Information given:
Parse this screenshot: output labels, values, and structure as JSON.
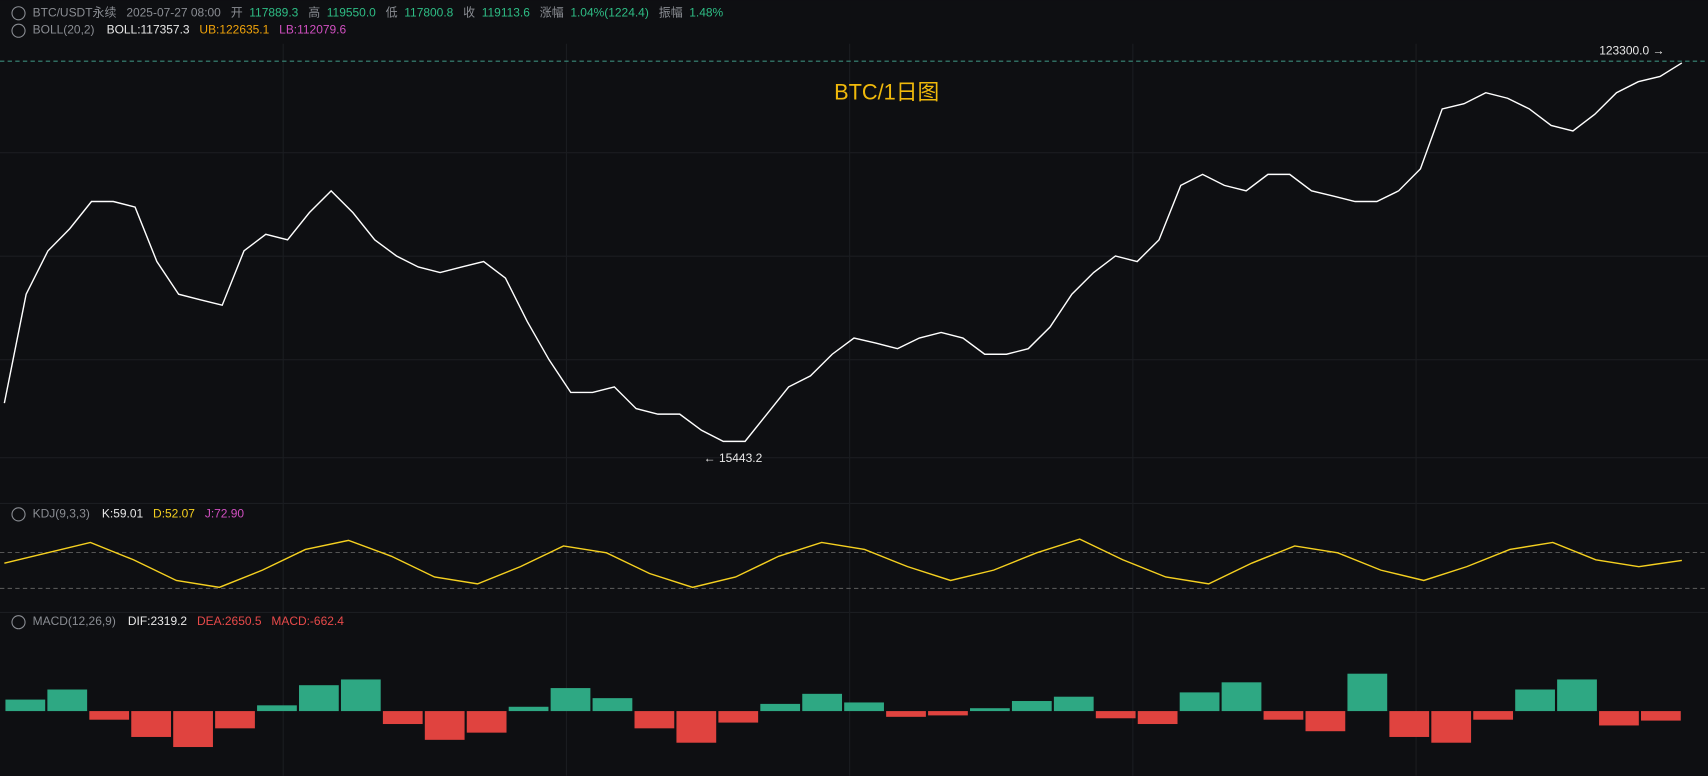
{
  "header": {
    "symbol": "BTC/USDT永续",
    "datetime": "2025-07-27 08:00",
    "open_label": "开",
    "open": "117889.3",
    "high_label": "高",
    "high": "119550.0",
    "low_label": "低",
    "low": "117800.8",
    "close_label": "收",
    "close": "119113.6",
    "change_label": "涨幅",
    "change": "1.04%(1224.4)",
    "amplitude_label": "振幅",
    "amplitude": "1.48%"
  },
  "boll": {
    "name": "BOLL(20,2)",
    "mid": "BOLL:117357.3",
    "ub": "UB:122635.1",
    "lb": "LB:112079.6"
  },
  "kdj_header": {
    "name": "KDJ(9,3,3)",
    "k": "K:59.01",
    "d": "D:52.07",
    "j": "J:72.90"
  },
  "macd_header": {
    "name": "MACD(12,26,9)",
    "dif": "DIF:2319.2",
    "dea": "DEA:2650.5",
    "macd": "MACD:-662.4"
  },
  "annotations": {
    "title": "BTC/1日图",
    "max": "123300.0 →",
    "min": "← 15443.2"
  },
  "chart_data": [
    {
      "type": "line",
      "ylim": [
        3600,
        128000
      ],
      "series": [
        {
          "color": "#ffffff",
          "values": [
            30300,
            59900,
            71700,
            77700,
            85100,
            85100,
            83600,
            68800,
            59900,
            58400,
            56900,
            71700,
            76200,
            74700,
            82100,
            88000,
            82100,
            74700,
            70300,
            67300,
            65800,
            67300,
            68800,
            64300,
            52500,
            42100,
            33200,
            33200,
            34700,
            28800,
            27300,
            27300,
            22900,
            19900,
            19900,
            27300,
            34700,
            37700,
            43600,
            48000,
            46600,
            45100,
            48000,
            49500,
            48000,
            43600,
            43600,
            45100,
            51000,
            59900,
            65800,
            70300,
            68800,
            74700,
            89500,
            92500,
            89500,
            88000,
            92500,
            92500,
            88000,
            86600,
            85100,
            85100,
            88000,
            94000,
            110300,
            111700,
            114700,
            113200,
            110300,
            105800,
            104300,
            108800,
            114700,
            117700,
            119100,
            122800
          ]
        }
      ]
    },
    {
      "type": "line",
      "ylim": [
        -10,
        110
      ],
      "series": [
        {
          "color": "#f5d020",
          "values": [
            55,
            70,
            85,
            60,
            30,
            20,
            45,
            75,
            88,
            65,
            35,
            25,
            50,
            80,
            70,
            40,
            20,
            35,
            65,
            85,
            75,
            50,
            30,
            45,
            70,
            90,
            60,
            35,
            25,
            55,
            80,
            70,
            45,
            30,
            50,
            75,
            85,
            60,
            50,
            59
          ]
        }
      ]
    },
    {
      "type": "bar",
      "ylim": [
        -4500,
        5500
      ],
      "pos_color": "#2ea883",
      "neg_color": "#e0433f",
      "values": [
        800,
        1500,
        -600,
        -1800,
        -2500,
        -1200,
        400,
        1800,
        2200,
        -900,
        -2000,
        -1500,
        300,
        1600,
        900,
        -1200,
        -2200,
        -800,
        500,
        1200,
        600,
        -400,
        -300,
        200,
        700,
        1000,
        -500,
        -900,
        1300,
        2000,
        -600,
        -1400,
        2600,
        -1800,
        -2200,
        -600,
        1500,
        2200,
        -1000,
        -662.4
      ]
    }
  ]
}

Problem to work on: What is the number of lines that hold the string "name"? Reply with that number alone.

Response: 3